Dataset items:
--- Begin ---

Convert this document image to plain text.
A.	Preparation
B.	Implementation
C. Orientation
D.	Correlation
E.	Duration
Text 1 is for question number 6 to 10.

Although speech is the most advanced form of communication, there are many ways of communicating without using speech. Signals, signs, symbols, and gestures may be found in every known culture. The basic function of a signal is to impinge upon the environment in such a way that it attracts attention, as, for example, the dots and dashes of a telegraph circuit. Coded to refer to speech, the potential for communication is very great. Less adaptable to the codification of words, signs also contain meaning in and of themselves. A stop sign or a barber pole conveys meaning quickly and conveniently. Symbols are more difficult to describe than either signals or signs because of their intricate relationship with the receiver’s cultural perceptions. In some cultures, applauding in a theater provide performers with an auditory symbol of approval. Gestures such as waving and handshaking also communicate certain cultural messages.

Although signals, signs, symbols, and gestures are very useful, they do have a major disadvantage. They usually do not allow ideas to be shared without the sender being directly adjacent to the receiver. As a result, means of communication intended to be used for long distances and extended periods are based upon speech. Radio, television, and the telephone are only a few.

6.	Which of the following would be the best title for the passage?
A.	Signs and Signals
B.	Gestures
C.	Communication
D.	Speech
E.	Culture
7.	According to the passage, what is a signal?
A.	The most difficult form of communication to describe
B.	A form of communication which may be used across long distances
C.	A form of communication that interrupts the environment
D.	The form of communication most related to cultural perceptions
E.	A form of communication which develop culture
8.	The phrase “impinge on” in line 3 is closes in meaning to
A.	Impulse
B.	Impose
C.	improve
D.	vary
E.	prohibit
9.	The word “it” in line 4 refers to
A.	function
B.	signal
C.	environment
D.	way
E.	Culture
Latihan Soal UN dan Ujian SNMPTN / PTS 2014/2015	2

--- End ---

Quote the entire listing above exactly.

EXERCISE RESULT >>
Convert this document image to plain text.
A.	Preparation
B.	Implementation
C. Orientation
D.	Correlation
E.	Duration
Text 1 is for question number 6 to 10.

Although speech is the most advanced form of communication, there are many ways of communicating without using speech. Signals, signs, symbols, and gestures may be found in every known culture. The basic function of a signal is to impinge upon the environment in such a way that it attracts attention, as, for example, the dots and dashes of a telegraph circuit. Coded to refer to speech, the potential for communication is very great. Less adaptable to the codification of words, signs also contain meaning in and of themselves. A stop sign or a barber pole conveys meaning quickly and conveniently. Symbols are more difficult to describe than either signals or signs because of their intricate relationship with the receiver’s cultural perceptions. In some cultures, applauding in a theater provide performers with an auditory symbol of approval. Gestures such as waving and handshaking also communicate certain cultural messages.

Although signals, signs, symbols, and gestures are very useful, they do have a major disadvantage. They usually do not allow ideas to be shared without the sender being directly adjacent to the receiver. As a result, means of communication intended to be used for long distances and extended periods are based upon speech. Radio, television, and the telephone are only a few.

6.	Which of the following would be the best title for the passage?
A.	Signs and Signals
B.	Gestures
C.	Communication
D.	Speech
E.	Culture
7.	According to the passage, what is a signal?
A.	The most difficult form of communication to describe
B.	A form of communication which may be used across long distances
C.	A form of communication that interrupts the environment
D.	The form of communication most related to cultural perceptions
E.	A form of communication which develop culture
8.	The phrase “impinge on” in line 3 is closes in meaning to
A.	Impulse
B.	Impose
C.	improve
D.	vary
E.	prohibit
9.	The word “it” in line 4 refers to
A.	function
B.	signal
C.	environment
D.	way
E.	Culture
Latihan Soal UN dan Ujian SNMPTN / PTS 2014/2015	2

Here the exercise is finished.